* [Do this] Search the material for the string "ELWELL" and copy each line where it occurs.
* * * * * * *
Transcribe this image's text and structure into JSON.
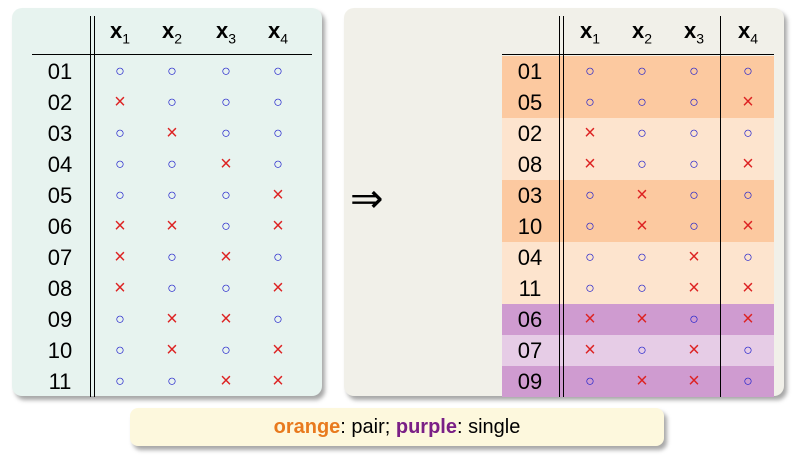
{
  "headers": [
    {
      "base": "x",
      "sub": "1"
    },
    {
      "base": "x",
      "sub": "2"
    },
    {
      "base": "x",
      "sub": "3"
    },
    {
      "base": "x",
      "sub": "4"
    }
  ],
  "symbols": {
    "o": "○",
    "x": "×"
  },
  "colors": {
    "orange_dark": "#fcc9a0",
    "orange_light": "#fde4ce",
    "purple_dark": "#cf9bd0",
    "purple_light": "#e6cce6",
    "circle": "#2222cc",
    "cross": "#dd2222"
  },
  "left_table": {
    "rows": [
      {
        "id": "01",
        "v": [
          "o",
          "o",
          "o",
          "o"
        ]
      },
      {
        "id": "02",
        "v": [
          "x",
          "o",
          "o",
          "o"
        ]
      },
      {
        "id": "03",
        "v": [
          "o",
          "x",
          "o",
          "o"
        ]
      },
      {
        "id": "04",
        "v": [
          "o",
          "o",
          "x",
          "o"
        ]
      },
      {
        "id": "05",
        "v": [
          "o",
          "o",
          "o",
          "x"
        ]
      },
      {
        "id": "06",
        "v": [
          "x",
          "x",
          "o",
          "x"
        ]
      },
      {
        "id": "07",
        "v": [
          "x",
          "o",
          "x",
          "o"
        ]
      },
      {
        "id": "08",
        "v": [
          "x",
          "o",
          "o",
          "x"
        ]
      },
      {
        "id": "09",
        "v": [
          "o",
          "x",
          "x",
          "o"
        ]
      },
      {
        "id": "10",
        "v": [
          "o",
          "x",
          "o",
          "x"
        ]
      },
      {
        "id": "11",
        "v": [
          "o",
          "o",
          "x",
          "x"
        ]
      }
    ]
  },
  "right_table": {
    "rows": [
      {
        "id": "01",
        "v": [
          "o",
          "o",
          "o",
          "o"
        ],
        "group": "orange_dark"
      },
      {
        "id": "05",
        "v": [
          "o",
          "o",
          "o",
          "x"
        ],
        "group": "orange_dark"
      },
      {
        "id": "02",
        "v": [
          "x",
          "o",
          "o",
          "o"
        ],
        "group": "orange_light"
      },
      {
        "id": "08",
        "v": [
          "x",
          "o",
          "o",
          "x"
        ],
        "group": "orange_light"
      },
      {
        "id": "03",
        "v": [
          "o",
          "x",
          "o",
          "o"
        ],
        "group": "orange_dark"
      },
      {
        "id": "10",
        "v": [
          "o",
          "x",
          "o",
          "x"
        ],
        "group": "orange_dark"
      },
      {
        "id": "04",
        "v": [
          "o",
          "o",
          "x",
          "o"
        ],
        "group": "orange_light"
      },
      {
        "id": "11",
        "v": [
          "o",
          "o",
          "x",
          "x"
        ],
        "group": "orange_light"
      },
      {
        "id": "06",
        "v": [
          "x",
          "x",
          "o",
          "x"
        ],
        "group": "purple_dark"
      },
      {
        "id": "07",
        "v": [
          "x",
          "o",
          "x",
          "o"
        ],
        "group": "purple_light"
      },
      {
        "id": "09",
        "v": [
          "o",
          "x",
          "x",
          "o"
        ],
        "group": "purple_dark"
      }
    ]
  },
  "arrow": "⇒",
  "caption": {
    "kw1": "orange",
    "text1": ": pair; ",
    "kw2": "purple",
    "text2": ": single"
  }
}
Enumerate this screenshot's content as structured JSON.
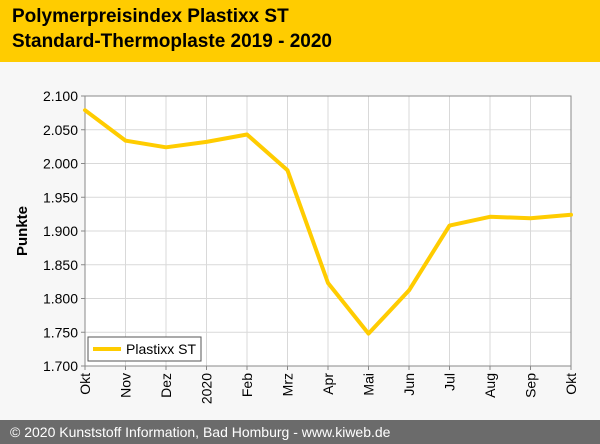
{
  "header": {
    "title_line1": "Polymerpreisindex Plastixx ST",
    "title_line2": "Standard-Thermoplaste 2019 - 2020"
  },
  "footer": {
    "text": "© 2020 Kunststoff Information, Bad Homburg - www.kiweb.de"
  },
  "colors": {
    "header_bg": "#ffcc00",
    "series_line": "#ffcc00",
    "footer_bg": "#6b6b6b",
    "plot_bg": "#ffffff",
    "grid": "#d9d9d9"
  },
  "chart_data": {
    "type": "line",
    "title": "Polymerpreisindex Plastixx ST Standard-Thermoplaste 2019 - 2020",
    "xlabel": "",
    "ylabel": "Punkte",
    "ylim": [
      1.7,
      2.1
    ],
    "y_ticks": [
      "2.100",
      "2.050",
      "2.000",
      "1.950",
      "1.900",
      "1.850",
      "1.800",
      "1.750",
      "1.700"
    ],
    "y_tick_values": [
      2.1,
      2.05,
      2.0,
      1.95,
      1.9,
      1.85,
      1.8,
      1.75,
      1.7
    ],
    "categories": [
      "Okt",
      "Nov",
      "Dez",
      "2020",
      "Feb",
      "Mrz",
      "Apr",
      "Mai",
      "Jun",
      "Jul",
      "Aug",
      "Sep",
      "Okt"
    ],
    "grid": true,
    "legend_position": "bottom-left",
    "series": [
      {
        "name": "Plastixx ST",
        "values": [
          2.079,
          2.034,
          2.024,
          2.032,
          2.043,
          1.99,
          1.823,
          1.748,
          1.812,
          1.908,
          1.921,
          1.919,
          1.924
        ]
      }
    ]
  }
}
* * * * * * *
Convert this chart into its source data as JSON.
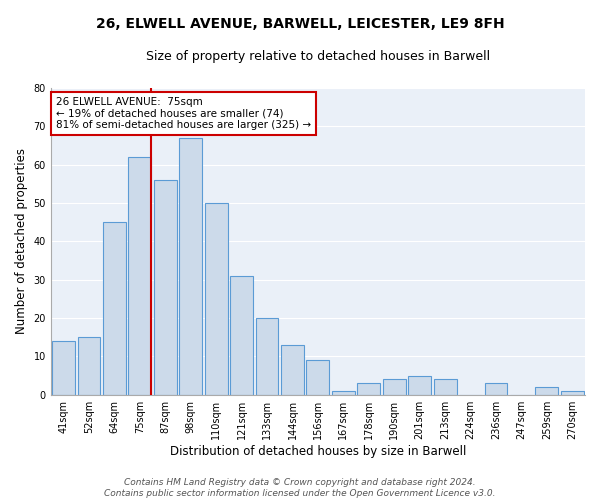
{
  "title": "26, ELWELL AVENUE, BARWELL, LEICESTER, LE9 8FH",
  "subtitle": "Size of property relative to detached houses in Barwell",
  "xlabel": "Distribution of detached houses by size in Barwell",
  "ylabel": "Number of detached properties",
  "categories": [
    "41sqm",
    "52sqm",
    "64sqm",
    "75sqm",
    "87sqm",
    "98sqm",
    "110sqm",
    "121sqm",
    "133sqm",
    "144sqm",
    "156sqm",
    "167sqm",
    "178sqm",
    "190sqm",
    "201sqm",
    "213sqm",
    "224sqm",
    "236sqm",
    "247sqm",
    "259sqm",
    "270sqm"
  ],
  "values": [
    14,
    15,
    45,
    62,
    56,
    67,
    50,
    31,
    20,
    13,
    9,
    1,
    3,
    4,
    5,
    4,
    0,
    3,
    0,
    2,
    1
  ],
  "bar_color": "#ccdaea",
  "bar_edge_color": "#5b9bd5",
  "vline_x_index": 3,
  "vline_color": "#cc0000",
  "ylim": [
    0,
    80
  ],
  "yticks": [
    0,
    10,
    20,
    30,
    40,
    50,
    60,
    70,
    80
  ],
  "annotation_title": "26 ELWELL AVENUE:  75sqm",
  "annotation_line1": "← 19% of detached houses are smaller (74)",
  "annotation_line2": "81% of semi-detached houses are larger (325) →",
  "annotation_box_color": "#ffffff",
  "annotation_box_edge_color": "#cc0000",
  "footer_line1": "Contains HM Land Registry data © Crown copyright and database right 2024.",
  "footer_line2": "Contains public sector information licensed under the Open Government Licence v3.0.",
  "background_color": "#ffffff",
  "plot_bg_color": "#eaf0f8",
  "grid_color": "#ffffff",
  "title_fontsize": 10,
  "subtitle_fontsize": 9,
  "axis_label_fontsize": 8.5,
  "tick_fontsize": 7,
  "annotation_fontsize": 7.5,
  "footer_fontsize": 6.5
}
* * * * * * *
* [Result below]
  "title": "26, ELWELL AVENUE, BARWELL, LEICESTER, LE9 8FH",
  "annotation_title": "26 ELWELL AVENUE:  75sqm",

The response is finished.